# SUPPLIED PASSAGE
Even including the attempts by the government to slow down foreclosures through programs aimed at modifying the terms of loans, mortgage defaults continue to grow, according to a report from, RealtyTrac, a real estate data company.
“Rising unemployment and a new variety of mortgage resets continue to gradually shift the nation’s foreclosure epicenters in the third quarter away from the hot spots of the last two years and toward some metro areas that had avoided the brunt of the first foreclosure wave,” said James J. Saccacio, RealtyTrac’s CEO in the Metropolitan Foreclosure Market Report.
Per the report, filings for foreclosures rose five percent in the third quarter, and 23 percent over last year. This includes auctions, bank repossessions and defaults. Taking into account the unreported abandonment by homeowners of their houses by banks so they don’t have to include it as an accounting event, and the numbers are even more staggering, to say the least.
The top states with the highest foreclosure rates continue to be Florida, Nevada and California, although some areas within these states did see some foreclosure filing decline. Still, that’s increasingly being seen has a very temporary situation based on loan modifications, which is only prolonging the pain of many because the economy isn’t improving at all and unemployment continues to grow.
This is only going to get worse because of the legally mandated resets of mortgages about to come due over the next couple of years, and which will really hit hard in the first part of 2010. The report already confirms this has began to happen, as 50 of the metropolitan areas with the highest foreclosure rates have already experienced sharp rises in filings over the last 90 days, and that shows no signs it will abate any time soon.
Some of these cities include Salt Lake City and Boise City-Nampa, Idaho area, which had the largest increases in foreclosures of the top 50 metro regions.

# DESCRIPTION OF THE TASK
Please answer from the foreclosure passage: which metro areas had the largest increases in foreclosures of the top 50 metro regions?

# EXCERPTED RECORDS
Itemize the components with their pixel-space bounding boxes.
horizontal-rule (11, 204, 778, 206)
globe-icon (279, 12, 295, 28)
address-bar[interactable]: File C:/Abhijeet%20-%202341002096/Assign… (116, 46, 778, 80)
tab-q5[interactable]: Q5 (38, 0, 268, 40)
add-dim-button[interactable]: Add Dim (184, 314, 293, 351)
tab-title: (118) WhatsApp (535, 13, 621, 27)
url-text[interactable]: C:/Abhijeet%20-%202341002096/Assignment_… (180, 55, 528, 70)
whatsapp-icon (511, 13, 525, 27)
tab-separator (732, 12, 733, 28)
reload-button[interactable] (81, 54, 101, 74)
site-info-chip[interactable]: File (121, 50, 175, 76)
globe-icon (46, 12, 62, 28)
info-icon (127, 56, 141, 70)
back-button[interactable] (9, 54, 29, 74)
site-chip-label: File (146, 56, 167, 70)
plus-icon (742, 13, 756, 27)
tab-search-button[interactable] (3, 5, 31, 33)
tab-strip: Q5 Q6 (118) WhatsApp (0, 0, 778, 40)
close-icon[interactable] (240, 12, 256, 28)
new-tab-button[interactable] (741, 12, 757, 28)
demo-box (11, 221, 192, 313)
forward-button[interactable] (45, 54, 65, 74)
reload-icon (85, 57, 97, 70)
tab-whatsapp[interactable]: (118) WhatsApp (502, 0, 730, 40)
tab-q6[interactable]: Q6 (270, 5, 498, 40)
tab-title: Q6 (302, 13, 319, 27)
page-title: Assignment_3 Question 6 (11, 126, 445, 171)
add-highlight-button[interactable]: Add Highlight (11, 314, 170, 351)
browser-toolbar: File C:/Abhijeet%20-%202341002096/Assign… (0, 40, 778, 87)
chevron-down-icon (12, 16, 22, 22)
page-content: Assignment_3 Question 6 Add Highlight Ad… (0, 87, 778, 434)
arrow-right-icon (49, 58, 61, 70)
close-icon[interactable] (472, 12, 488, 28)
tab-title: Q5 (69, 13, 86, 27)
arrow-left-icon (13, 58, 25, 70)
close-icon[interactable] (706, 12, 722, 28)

# EXERCISE ANSWER
Salt Lake City and the Boise City-Nampa, Idaho area.